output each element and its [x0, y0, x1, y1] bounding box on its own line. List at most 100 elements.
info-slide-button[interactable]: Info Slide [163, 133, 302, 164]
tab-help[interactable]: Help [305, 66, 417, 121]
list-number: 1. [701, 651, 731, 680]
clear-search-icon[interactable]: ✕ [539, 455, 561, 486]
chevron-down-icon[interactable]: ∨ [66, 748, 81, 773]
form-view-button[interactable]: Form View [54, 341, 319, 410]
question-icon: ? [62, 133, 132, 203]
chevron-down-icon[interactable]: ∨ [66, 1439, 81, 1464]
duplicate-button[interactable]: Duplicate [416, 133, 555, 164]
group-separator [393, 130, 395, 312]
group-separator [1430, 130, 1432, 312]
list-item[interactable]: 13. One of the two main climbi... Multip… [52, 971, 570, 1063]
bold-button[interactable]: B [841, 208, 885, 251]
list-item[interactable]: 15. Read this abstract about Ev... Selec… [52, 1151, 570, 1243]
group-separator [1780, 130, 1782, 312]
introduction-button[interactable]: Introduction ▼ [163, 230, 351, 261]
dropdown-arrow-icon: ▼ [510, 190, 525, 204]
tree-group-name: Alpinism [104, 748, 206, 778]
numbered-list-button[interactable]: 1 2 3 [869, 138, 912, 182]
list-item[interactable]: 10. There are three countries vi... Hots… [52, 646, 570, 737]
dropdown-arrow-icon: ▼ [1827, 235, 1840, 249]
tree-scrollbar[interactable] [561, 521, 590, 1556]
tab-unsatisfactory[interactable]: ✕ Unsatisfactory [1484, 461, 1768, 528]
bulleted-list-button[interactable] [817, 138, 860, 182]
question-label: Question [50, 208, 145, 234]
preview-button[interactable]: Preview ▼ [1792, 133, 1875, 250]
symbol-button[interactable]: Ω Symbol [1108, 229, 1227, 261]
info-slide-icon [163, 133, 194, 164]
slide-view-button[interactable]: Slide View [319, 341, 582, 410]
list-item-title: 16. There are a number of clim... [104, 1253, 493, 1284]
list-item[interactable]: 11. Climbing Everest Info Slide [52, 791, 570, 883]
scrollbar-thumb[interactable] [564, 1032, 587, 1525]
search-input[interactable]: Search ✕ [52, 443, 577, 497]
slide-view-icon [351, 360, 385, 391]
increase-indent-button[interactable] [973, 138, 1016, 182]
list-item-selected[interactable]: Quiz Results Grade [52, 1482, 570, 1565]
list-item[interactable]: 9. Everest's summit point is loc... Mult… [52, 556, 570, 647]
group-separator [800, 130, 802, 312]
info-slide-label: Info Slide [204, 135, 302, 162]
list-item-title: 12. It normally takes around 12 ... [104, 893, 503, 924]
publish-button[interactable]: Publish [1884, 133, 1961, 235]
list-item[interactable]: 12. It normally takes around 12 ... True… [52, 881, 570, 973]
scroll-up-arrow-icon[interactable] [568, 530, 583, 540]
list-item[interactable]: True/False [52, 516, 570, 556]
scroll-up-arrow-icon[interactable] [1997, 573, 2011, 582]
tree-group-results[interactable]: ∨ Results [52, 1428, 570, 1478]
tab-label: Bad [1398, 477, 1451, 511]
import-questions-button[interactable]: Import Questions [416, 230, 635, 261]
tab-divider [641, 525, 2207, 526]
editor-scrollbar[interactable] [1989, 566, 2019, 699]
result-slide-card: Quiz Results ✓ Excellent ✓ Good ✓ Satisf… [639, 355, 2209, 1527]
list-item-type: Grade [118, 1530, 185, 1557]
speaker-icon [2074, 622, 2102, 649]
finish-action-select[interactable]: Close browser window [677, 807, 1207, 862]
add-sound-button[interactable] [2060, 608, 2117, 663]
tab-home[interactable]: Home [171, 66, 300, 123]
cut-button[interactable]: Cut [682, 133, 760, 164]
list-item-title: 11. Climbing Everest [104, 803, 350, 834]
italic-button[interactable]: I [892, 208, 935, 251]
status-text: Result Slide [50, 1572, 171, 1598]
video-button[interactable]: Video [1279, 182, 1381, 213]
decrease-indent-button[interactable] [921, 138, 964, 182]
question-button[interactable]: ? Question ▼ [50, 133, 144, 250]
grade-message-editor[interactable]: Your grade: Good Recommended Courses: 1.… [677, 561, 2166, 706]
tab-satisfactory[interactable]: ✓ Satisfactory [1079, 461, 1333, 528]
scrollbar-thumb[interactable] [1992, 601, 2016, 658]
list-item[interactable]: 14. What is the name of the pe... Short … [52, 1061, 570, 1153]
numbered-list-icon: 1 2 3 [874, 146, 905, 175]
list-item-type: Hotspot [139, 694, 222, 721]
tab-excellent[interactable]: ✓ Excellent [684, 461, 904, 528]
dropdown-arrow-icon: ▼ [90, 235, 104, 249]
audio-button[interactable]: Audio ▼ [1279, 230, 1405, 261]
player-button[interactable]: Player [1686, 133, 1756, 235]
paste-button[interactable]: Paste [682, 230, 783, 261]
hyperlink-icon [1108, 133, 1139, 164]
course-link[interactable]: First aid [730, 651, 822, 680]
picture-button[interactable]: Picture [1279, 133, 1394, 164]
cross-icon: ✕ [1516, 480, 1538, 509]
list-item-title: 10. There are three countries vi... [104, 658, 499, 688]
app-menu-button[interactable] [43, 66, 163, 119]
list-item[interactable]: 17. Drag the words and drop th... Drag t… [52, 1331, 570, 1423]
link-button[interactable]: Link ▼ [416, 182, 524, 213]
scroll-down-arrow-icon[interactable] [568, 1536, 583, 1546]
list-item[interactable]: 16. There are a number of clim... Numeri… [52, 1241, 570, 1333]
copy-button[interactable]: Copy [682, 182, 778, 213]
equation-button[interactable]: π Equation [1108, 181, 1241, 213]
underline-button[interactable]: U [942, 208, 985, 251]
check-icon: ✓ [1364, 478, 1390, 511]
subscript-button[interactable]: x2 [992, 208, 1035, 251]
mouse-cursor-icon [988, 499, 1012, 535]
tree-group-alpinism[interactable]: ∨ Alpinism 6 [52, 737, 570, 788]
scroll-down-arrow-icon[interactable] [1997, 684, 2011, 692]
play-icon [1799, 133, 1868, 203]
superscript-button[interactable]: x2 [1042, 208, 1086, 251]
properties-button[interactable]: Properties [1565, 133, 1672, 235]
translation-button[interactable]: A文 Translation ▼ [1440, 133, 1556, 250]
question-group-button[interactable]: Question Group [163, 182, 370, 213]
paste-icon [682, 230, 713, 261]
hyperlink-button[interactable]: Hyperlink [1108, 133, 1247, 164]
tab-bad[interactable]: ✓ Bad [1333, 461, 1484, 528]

TASK DESCRIPTION >>
Reproduce the records word for word, from their first line through the line containing "list-number: 1. [701, 651, 731, 680]", with both of those lines included.

ANSWER TO THIS PROBLEM >>
output each element and its [x0, y0, x1, y1] bounding box on its own line. List at most 100 elements.
info-slide-button[interactable]: Info Slide [163, 133, 302, 164]
tab-help[interactable]: Help [305, 66, 417, 121]
list-number: 1. [701, 651, 731, 680]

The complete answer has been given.